◆ **LISTING**:
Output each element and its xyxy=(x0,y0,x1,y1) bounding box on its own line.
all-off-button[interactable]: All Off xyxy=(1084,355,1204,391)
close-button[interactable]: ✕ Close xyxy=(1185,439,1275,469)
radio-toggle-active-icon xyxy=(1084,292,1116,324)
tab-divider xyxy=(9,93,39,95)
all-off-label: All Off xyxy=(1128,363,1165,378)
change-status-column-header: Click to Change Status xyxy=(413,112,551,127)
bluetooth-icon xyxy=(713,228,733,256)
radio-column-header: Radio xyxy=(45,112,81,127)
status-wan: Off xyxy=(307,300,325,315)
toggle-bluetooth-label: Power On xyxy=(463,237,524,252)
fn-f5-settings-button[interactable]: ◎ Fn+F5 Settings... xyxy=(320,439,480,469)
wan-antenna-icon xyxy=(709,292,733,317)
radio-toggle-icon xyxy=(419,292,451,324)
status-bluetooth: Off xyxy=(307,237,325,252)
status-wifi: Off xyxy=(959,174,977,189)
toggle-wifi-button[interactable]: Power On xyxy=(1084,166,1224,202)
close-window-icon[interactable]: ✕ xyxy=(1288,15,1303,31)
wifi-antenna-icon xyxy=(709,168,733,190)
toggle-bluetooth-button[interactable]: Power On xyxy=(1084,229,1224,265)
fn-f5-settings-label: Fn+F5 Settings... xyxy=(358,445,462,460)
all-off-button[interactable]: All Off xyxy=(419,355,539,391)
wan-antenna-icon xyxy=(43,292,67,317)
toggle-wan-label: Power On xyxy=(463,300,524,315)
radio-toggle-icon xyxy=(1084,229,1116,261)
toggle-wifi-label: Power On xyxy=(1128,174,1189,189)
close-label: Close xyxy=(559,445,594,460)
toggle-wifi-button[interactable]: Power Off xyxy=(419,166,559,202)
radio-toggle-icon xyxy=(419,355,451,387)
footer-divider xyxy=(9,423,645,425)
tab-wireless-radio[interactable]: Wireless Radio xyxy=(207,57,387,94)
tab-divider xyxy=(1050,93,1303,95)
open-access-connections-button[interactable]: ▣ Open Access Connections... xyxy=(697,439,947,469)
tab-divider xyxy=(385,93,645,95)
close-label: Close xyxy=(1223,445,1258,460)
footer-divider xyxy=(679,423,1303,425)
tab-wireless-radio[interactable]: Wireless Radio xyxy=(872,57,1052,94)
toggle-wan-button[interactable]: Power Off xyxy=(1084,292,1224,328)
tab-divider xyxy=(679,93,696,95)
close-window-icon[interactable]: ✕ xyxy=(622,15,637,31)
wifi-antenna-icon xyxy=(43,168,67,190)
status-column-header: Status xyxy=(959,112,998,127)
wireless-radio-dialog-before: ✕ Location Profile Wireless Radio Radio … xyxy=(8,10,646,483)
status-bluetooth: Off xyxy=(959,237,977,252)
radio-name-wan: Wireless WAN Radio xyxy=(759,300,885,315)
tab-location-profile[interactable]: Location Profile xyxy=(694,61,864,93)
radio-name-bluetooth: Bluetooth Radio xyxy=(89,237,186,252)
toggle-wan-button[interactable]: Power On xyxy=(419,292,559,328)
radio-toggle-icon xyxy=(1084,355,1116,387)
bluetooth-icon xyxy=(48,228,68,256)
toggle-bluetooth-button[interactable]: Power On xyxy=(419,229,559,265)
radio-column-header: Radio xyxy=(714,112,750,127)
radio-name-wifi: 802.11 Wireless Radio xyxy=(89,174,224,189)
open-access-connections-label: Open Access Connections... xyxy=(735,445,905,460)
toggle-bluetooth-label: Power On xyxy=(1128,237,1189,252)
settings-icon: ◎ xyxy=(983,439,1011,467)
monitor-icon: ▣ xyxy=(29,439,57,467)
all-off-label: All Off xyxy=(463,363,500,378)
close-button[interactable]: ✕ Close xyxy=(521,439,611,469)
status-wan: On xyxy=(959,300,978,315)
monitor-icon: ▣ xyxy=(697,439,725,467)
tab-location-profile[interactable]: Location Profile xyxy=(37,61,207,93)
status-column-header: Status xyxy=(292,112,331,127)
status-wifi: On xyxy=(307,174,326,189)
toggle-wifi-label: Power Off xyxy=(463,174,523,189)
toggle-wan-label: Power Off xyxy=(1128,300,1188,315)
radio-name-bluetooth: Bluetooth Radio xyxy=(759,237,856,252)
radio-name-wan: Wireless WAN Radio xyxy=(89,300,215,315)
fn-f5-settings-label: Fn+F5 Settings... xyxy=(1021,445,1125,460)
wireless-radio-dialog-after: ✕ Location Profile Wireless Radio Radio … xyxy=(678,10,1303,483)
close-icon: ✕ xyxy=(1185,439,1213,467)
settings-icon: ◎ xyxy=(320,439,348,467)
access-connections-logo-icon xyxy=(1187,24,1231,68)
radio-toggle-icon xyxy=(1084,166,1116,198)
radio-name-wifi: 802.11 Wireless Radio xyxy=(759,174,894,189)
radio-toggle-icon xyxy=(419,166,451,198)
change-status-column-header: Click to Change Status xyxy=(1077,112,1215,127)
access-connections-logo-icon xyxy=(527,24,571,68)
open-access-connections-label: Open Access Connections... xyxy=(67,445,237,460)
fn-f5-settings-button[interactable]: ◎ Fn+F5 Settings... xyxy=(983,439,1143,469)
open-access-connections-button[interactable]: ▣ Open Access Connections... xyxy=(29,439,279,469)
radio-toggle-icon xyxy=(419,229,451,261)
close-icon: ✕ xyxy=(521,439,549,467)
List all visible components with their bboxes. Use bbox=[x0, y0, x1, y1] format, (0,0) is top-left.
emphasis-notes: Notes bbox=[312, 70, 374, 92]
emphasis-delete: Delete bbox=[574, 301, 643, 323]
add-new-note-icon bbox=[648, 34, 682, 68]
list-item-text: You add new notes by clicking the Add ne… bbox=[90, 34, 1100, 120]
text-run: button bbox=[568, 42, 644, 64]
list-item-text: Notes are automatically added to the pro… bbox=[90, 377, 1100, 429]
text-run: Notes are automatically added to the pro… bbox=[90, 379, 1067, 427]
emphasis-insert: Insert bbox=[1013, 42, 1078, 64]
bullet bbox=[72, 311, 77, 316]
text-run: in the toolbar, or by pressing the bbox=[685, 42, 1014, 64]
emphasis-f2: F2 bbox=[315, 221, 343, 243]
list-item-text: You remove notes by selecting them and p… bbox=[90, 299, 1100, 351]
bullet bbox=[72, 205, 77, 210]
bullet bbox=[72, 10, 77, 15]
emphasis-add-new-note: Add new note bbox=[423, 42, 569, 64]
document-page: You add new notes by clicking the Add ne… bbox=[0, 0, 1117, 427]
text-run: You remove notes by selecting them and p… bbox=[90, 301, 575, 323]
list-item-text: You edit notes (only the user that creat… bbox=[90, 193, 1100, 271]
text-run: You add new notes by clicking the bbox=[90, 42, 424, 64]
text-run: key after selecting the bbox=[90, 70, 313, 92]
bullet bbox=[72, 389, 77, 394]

◆ **WHAT IS NEEDED**: Which rows above contain the string "connections", with capitalization counting? Collect each of those rows.

◆ **RESULT BELOW**:
open-access-connections-button[interactable]: ▣ Open Access Connections... xyxy=(697,439,947,469)
open-access-connections-label: Open Access Connections... xyxy=(735,445,905,460)
access-connections-logo-icon xyxy=(1187,24,1231,68)
access-connections-logo-icon xyxy=(527,24,571,68)
open-access-connections-label: Open Access Connections... xyxy=(67,445,237,460)
open-access-connections-button[interactable]: ▣ Open Access Connections... xyxy=(29,439,279,469)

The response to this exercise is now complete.